### REQUIRED WORK
Will you give every entry again exactly as it stands?
------------------------------------------------------------------------
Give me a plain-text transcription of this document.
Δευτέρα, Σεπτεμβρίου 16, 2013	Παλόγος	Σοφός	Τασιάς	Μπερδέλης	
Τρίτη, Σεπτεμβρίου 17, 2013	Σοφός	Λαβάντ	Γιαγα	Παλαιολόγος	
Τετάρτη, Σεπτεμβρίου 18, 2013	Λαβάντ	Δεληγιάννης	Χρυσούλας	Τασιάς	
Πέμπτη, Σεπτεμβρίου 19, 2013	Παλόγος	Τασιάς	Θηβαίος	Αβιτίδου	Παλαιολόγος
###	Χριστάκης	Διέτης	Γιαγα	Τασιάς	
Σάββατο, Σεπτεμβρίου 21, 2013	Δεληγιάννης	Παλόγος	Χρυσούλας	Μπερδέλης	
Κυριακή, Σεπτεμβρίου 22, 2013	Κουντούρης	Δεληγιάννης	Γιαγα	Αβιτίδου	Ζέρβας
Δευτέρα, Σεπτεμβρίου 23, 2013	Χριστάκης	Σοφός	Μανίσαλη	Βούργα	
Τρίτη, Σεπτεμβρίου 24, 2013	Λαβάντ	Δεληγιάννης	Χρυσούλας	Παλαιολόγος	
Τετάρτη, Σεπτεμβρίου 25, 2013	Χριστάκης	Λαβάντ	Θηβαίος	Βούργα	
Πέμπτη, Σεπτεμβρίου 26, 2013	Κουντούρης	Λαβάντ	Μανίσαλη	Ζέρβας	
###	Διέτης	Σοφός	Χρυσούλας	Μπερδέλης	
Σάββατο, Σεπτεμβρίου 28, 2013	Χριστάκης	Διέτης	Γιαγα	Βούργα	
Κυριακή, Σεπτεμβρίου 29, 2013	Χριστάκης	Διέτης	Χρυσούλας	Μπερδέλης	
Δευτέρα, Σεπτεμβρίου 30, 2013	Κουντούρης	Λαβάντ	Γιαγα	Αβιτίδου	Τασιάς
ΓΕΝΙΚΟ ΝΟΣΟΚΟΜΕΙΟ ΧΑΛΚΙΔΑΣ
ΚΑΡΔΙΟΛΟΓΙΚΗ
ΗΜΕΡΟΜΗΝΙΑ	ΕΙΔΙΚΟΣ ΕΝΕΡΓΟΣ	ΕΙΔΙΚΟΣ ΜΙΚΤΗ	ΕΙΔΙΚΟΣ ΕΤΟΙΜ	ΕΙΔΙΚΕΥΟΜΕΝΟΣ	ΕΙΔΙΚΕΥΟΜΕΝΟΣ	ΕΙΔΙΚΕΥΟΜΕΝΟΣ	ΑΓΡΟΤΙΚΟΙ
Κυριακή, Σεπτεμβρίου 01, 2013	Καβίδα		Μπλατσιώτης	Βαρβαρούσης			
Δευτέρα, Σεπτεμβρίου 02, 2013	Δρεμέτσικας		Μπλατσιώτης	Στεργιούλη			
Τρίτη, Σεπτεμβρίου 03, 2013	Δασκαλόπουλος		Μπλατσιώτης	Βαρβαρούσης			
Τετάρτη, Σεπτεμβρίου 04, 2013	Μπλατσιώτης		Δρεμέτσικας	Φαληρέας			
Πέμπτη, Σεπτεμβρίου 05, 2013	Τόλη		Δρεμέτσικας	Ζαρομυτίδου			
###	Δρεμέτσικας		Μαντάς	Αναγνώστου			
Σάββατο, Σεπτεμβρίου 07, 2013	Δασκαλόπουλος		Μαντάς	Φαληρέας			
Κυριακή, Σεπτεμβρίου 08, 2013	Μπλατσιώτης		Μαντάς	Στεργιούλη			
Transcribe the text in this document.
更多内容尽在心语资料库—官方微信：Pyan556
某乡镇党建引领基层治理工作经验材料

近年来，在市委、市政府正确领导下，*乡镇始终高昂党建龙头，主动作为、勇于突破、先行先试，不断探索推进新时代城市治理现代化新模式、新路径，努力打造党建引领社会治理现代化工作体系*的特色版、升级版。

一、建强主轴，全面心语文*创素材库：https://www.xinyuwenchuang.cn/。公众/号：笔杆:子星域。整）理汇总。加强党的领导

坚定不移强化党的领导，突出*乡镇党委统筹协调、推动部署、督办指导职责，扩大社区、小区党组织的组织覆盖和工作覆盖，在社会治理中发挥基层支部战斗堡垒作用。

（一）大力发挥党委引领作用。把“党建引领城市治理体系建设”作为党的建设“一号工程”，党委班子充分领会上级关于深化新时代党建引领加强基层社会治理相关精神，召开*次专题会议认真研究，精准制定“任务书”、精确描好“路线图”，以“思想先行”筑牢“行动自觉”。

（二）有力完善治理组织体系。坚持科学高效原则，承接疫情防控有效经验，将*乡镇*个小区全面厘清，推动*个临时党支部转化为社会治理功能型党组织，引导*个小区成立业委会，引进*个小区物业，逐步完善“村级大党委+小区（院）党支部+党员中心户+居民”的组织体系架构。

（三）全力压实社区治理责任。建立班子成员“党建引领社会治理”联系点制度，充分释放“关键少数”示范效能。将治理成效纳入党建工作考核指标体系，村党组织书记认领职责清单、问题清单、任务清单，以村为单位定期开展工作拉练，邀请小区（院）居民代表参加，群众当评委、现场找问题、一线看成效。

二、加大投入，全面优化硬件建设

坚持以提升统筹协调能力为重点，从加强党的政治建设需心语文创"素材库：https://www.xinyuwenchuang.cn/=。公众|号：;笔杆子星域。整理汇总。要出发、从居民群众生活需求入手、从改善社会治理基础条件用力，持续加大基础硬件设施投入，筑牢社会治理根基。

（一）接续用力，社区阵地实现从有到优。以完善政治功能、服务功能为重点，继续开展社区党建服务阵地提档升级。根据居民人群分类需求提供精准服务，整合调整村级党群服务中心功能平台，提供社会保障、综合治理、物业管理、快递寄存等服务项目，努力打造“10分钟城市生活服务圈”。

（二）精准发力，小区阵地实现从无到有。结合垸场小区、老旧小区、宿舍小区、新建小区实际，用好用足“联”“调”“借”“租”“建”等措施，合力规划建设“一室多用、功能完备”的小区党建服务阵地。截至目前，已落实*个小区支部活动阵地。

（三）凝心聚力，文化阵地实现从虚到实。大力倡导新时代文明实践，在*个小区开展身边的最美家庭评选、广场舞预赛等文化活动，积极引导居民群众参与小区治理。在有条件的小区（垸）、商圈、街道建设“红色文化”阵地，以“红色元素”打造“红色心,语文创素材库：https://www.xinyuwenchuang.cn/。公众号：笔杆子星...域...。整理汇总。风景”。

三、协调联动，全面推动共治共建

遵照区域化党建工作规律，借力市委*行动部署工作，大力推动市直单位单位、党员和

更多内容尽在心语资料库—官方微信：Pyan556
------------------------------------------------------------------------
### RESULT OF THIS EXERCISE
Give me a plain-text transcription of this document.
Δευτέρα, Σεπτεμβρίου 16, 2013	Παλόγος	Σοφός	Τασιάς	Μπερδέλης	
Τρίτη, Σεπτεμβρίου 17, 2013	Σοφός	Λαβάντ	Γιαγα	Παλαιολόγος	
Τετάρτη, Σεπτεμβρίου 18, 2013	Λαβάντ	Δεληγιάννης	Χρυσούλας	Τασιάς	
Πέμπτη, Σεπτεμβρίου 19, 2013	Παλόγος	Τασιάς	Θηβαίος	Αβιτίδου	Παλαιολόγος
###	Χριστάκης	Διέτης	Γιαγα	Τασιάς	
Σάββατο, Σεπτεμβρίου 21, 2013	Δεληγιάννης	Παλόγος	Χρυσούλας	Μπερδέλης	
Κυριακή, Σεπτεμβρίου 22, 2013	Κουντούρης	Δεληγιάννης	Γιαγα	Αβιτίδου	Ζέρβας
Δευτέρα, Σεπτεμβρίου 23, 2013	Χριστάκης	Σοφός	Μανίσαλη	Βούργα	
Τρίτη, Σεπτεμβρίου 24, 2013	Λαβάντ	Δεληγιάννης	Χρυσούλας	Παλαιολόγος	
Τετάρτη, Σεπτεμβρίου 25, 2013	Χριστάκης	Λαβάντ	Θηβαίος	Βούργα	
Πέμπτη, Σεπτεμβρίου 26, 2013	Κουντούρης	Λαβάντ	Μανίσαλη	Ζέρβας	
###	Διέτης	Σοφός	Χρυσούλας	Μπερδέλης	
Σάββατο, Σεπτεμβρίου 28, 2013	Χριστάκης	Διέτης	Γιαγα	Βούργα	
Κυριακή, Σεπτεμβρίου 29, 2013	Χριστάκης	Διέτης	Χρυσούλας	Μπερδέλης	
Δευτέρα, Σεπτεμβρίου 30, 2013	Κουντούρης	Λαβάντ	Γιαγα	Αβιτίδου	Τασιάς
ΓΕΝΙΚΟ ΝΟΣΟΚΟΜΕΙΟ ΧΑΛΚΙΔΑΣ
ΚΑΡΔΙΟΛΟΓΙΚΗ
ΗΜΕΡΟΜΗΝΙΑ	ΕΙΔΙΚΟΣ ΕΝΕΡΓΟΣ	ΕΙΔΙΚΟΣ ΜΙΚΤΗ	ΕΙΔΙΚΟΣ ΕΤΟΙΜ	ΕΙΔΙΚΕΥΟΜΕΝΟΣ	ΕΙΔΙΚΕΥΟΜΕΝΟΣ	ΕΙΔΙΚΕΥΟΜΕΝΟΣ	ΑΓΡΟΤΙΚΟΙ
Κυριακή, Σεπτεμβρίου 01, 2013	Καβίδα		Μπλατσιώτης	Βαρβαρούσης			
Δευτέρα, Σεπτεμβρίου 02, 2013	Δρεμέτσικας		Μπλατσιώτης	Στεργιούλη			
Τρίτη, Σεπτεμβρίου 03, 2013	Δασκαλόπουλος		Μπλατσιώτης	Βαρβαρούσης			
Τετάρτη, Σεπτεμβρίου 04, 2013	Μπλατσιώτης		Δρεμέτσικας	Φαληρέας			
Πέμπτη, Σεπτεμβρίου 05, 2013	Τόλη		Δρεμέτσικας	Ζαρομυτίδου			
###	Δρεμέτσικας		Μαντάς	Αναγνώστου			
Σάββατο, Σεπτεμβρίου 07, 2013	Δασκαλόπουλος		Μαντάς	Φαληρέας			
Κυριακή, Σεπτεμβρίου 08, 2013	Μπλατσιώτης		Μαντάς	Στεργιούλη			
Transcribe the text in this document.
更多内容尽在心语资料库—官方微信：Pyan556
某乡镇党建引领基层治理工作经验材料

近年来，在市委、市政府正确领导下，*乡镇始终高昂党建龙头，主动作为、勇于突破、先行先试，不断探索推进新时代城市治理现代化新模式、新路径，努力打造党建引领社会治理现代化工作体系*的特色版、升级版。

一、建强主轴，全面心语文*创素材库：https://www.xinyuwenchuang.cn/。公众/号：笔杆:子星域。整）理汇总。加强党的领导

坚定不移强化党的领导，突出*乡镇党委统筹协调、推动部署、督办指导职责，扩大社区、小区党组织的组织覆盖和工作覆盖，在社会治理中发挥基层支部战斗堡垒作用。

（一）大力发挥党委引领作用。把“党建引领城市治理体系建设”作为党的建设“一号工程”，党委班子充分领会上级关于深化新时代党建引领加强基层社会治理相关精神，召开*次专题会议认真研究，精准制定“任务书”、精确描好“路线图”，以“思想先行”筑牢“行动自觉”。

（二）有力完善治理组织体系。坚持科学高效原则，承接疫情防控有效经验，将*乡镇*个小区全面厘清，推动*个临时党支部转化为社会治理功能型党组织，引导*个小区成立业委会，引进*个小区物业，逐步完善“村级大党委+小区（院）党支部+党员中心户+居民”的组织体系架构。

（三）全力压实社区治理责任。建立班子成员“党建引领社会治理”联系点制度，充分释放“关键少数”示范效能。将治理成效纳入党建工作考核指标体系，村党组织书记认领职责清单、问题清单、任务清单，以村为单位定期开展工作拉练，邀请小区（院）居民代表参加，群众当评委、现场找问题、一线看成效。

二、加大投入，全面优化硬件建设

坚持以提升统筹协调能力为重点，从加强党的政治建设需心语文创"素材库：https://www.xinyuwenchuang.cn/=。公众|号：;笔杆子星域。整理汇总。要出发、从居民群众生活需求入手、从改善社会治理基础条件用力，持续加大基础硬件设施投入，筑牢社会治理根基。

（一）接续用力，社区阵地实现从有到优。以完善政治功能、服务功能为重点，继续开展社区党建服务阵地提档升级。根据居民人群分类需求提供精准服务，整合调整村级党群服务中心功能平台，提供社会保障、综合治理、物业管理、快递寄存等服务项目，努力打造“10分钟城市生活服务圈”。

（二）精准发力，小区阵地实现从无到有。结合垸场小区、老旧小区、宿舍小区、新建小区实际，用好用足“联”“调”“借”“租”“建”等措施，合力规划建设“一室多用、功能完备”的小区党建服务阵地。截至目前，已落实*个小区支部活动阵地。

（三）凝心聚力，文化阵地实现从虚到实。大力倡导新时代文明实践，在*个小区开展身边的最美家庭评选、广场舞预赛等文化活动，积极引导居民群众参与小区治理。在有条件的小区（垸）、商圈、街道建设“红色文化”阵地，以“红色元素”打造“红色心,语文创素材库：https://www.xinyuwenchuang.cn/。公众号：笔杆子星...域...。整理汇总。风景”。

三、协调联动，全面推动共治共建

遵照区域化党建工作规律，借力市委*行动部署工作，大力推动市直单位单位、党员和

更多内容尽在心语资料库—官方微信：Pyan556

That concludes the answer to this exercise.